Data entries for graphics:
## start

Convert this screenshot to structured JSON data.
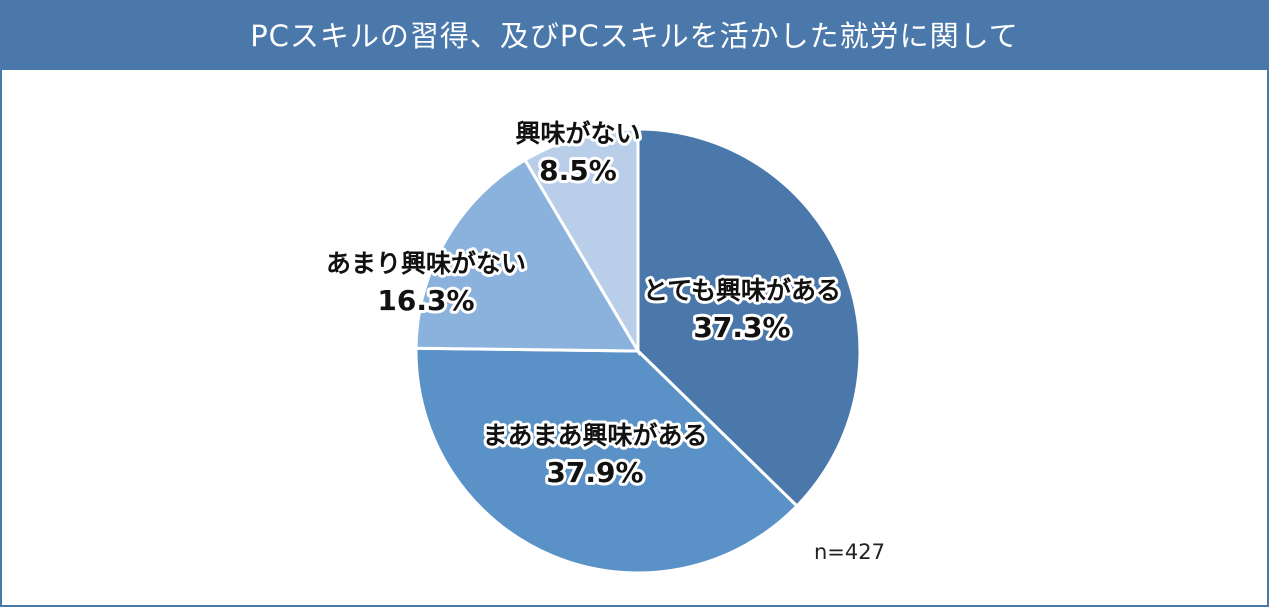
{
  "chart_data": {
    "type": "pie",
    "title": "PCスキルの習得、及びPCスキルを活かした就労に関して",
    "slices": [
      {
        "label": "とても興味がある",
        "value": 37.3,
        "display": "37.3%",
        "color": "#4a78aa"
      },
      {
        "label": "まあまあ興味がある",
        "value": 37.9,
        "display": "37.9%",
        "color": "#5a92c8"
      },
      {
        "label": "あまり興味がない",
        "value": 16.3,
        "display": "16.3%",
        "color": "#8ab2dc"
      },
      {
        "label": "興味がない",
        "value": 8.5,
        "display": "8.5%",
        "color": "#b9cfe9"
      }
    ],
    "start": "12 o'clock",
    "direction": "clockwise",
    "note": "n=427"
  }
}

## end

Output every entry word for word, but omit the pictures.

TASK RESULT:
Convert this screenshot to structured JSON data.
{
  "chart_data": {
    "type": "pie",
    "title": "PCスキルの習得、及びPCスキルを活かした就労に関して",
    "slices": [
      {
        "label": "とても興味がある",
        "value": 37.3,
        "display": "37.3%",
        "color": "#4a78aa"
      },
      {
        "label": "まあまあ興味がある",
        "value": 37.9,
        "display": "37.9%",
        "color": "#5a92c8"
      },
      {
        "label": "あまり興味がない",
        "value": 16.3,
        "display": "16.3%",
        "color": "#8ab2dc"
      },
      {
        "label": "興味がない",
        "value": 8.5,
        "display": "8.5%",
        "color": "#b9cfe9"
      }
    ],
    "start": "12 o'clock",
    "direction": "clockwise",
    "note": "n=427"
  }
}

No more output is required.